======== Data provided

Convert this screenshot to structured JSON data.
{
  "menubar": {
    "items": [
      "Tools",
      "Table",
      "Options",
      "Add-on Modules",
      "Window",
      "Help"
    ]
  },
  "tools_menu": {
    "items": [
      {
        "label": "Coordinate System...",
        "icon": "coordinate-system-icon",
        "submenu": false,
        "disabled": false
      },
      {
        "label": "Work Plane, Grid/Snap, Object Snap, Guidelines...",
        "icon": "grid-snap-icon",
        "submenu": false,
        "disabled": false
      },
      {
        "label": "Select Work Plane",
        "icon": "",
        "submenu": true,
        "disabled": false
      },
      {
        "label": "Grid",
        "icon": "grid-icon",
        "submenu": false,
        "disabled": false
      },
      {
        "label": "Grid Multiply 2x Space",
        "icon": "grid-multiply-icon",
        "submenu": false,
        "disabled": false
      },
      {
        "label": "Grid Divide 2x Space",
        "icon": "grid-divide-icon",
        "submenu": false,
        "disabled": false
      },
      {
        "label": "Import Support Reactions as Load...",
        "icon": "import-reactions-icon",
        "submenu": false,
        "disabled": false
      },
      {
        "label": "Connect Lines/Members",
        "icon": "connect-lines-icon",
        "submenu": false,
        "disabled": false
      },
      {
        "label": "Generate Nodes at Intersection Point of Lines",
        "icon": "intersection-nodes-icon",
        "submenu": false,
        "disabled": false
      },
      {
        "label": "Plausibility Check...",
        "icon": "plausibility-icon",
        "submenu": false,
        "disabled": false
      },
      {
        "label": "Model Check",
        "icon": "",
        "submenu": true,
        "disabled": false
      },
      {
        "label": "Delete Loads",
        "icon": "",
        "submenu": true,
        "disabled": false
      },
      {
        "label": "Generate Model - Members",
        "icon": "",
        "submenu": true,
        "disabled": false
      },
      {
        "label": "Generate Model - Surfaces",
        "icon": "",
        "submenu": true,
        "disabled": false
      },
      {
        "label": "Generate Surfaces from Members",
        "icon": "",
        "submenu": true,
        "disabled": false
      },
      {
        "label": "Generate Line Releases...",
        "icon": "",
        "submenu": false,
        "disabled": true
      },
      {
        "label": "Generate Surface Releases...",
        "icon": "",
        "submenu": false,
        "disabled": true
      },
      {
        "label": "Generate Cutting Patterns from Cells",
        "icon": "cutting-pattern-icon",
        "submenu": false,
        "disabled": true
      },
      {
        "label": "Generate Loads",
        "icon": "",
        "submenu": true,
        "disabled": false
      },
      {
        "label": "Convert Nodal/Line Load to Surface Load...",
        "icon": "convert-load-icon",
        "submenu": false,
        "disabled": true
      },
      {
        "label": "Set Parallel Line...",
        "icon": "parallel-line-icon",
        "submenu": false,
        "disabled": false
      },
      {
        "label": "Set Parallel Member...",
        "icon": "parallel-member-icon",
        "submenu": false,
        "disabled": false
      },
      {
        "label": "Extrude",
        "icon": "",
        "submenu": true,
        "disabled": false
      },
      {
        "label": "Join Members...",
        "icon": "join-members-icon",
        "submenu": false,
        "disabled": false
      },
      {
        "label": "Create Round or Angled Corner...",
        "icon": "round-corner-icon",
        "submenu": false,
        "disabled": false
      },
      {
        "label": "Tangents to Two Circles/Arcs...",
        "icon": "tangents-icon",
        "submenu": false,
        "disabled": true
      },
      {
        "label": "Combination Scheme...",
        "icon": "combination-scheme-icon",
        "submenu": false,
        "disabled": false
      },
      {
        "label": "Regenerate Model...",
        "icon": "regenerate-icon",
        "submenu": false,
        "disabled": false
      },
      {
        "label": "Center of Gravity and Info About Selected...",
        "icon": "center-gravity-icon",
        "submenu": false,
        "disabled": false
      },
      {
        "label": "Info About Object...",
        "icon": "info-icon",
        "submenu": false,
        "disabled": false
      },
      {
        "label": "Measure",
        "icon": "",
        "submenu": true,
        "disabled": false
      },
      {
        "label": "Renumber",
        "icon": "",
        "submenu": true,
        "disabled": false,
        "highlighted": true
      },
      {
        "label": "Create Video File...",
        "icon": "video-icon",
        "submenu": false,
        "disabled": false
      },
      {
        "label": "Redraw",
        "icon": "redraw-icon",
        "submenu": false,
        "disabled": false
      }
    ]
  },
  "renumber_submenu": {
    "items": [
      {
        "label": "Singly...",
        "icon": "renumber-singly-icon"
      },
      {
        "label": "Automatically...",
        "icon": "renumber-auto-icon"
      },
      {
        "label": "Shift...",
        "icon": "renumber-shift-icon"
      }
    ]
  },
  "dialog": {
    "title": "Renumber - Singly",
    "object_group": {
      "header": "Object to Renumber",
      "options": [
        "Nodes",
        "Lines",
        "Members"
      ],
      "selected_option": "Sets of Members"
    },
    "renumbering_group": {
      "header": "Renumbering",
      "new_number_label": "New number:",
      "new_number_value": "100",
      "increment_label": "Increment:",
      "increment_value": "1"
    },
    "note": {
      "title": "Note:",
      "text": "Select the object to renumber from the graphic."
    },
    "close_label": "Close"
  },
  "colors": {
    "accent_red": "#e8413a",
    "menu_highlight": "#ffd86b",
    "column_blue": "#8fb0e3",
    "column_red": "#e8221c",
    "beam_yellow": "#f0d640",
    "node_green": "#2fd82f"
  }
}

================

Could you type out every entry again exactly as it stands?

Written reply:
Convert this screenshot to structured JSON data.
{
  "menubar": {
    "items": [
      "Tools",
      "Table",
      "Options",
      "Add-on Modules",
      "Window",
      "Help"
    ]
  },
  "tools_menu": {
    "items": [
      {
        "label": "Coordinate System...",
        "icon": "coordinate-system-icon",
        "submenu": false,
        "disabled": false
      },
      {
        "label": "Work Plane, Grid/Snap, Object Snap, Guidelines...",
        "icon": "grid-snap-icon",
        "submenu": false,
        "disabled": false
      },
      {
        "label": "Select Work Plane",
        "icon": "",
        "submenu": true,
        "disabled": false
      },
      {
        "label": "Grid",
        "icon": "grid-icon",
        "submenu": false,
        "disabled": false
      },
      {
        "label": "Grid Multiply 2x Space",
        "icon": "grid-multiply-icon",
        "submenu": false,
        "disabled": false
      },
      {
        "label": "Grid Divide 2x Space",
        "icon": "grid-divide-icon",
        "submenu": false,
        "disabled": false
      },
      {
        "label": "Import Support Reactions as Load...",
        "icon": "import-reactions-icon",
        "submenu": false,
        "disabled": false
      },
      {
        "label": "Connect Lines/Members",
        "icon": "connect-lines-icon",
        "submenu": false,
        "disabled": false
      },
      {
        "label": "Generate Nodes at Intersection Point of Lines",
        "icon": "intersection-nodes-icon",
        "submenu": false,
        "disabled": false
      },
      {
        "label": "Plausibility Check...",
        "icon": "plausibility-icon",
        "submenu": false,
        "disabled": false
      },
      {
        "label": "Model Check",
        "icon": "",
        "submenu": true,
        "disabled": false
      },
      {
        "label": "Delete Loads",
        "icon": "",
        "submenu": true,
        "disabled": false
      },
      {
        "label": "Generate Model - Members",
        "icon": "",
        "submenu": true,
        "disabled": false
      },
      {
        "label": "Generate Model - Surfaces",
        "icon": "",
        "submenu": true,
        "disabled": false
      },
      {
        "label": "Generate Surfaces from Members",
        "icon": "",
        "submenu": true,
        "disabled": false
      },
      {
        "label": "Generate Line Releases...",
        "icon": "",
        "submenu": false,
        "disabled": true
      },
      {
        "label": "Generate Surface Releases...",
        "icon": "",
        "submenu": false,
        "disabled": true
      },
      {
        "label": "Generate Cutting Patterns from Cells",
        "icon": "cutting-pattern-icon",
        "submenu": false,
        "disabled": true
      },
      {
        "label": "Generate Loads",
        "icon": "",
        "submenu": true,
        "disabled": false
      },
      {
        "label": "Convert Nodal/Line Load to Surface Load...",
        "icon": "convert-load-icon",
        "submenu": false,
        "disabled": true
      },
      {
        "label": "Set Parallel Line...",
        "icon": "parallel-line-icon",
        "submenu": false,
        "disabled": false
      },
      {
        "label": "Set Parallel Member...",
        "icon": "parallel-member-icon",
        "submenu": false,
        "disabled": false
      },
      {
        "label": "Extrude",
        "icon": "",
        "submenu": true,
        "disabled": false
      },
      {
        "label": "Join Members...",
        "icon": "join-members-icon",
        "submenu": false,
        "disabled": false
      },
      {
        "label": "Create Round or Angled Corner...",
        "icon": "round-corner-icon",
        "submenu": false,
        "disabled": false
      },
      {
        "label": "Tangents to Two Circles/Arcs...",
        "icon": "tangents-icon",
        "submenu": false,
        "disabled": true
      },
      {
        "label": "Combination Scheme...",
        "icon": "combination-scheme-icon",
        "submenu": false,
        "disabled": false
      },
      {
        "label": "Regenerate Model...",
        "icon": "regenerate-icon",
        "submenu": false,
        "disabled": false
      },
      {
        "label": "Center of Gravity and Info About Selected...",
        "icon": "center-gravity-icon",
        "submenu": false,
        "disabled": false
      },
      {
        "label": "Info About Object...",
        "icon": "info-icon",
        "submenu": false,
        "disabled": false
      },
      {
        "label": "Measure",
        "icon": "",
        "submenu": true,
        "disabled": false
      },
      {
        "label": "Renumber",
        "icon": "",
        "submenu": true,
        "disabled": false,
        "highlighted": true
      },
      {
        "label": "Create Video File...",
        "icon": "video-icon",
        "submenu": false,
        "disabled": false
      },
      {
        "label": "Redraw",
        "icon": "redraw-icon",
        "submenu": false,
        "disabled": false
      }
    ]
  },
  "renumber_submenu": {
    "items": [
      {
        "label": "Singly...",
        "icon": "renumber-singly-icon"
      },
      {
        "label": "Automatically...",
        "icon": "renumber-auto-icon"
      },
      {
        "label": "Shift...",
        "icon": "renumber-shift-icon"
      }
    ]
  },
  "dialog": {
    "title": "Renumber - Singly",
    "object_group": {
      "header": "Object to Renumber",
      "options": [
        "Nodes",
        "Lines",
        "Members"
      ],
      "selected_option": "Sets of Members"
    },
    "renumbering_group": {
      "header": "Renumbering",
      "new_number_label": "New number:",
      "new_number_value": "100",
      "increment_label": "Increment:",
      "increment_value": "1"
    },
    "note": {
      "title": "Note:",
      "text": "Select the object to renumber from the graphic."
    },
    "close_label": "Close"
  },
  "colors": {
    "accent_red": "#e8413a",
    "menu_highlight": "#ffd86b",
    "column_blue": "#8fb0e3",
    "column_red": "#e8221c",
    "beam_yellow": "#f0d640",
    "node_green": "#2fd82f"
  }
}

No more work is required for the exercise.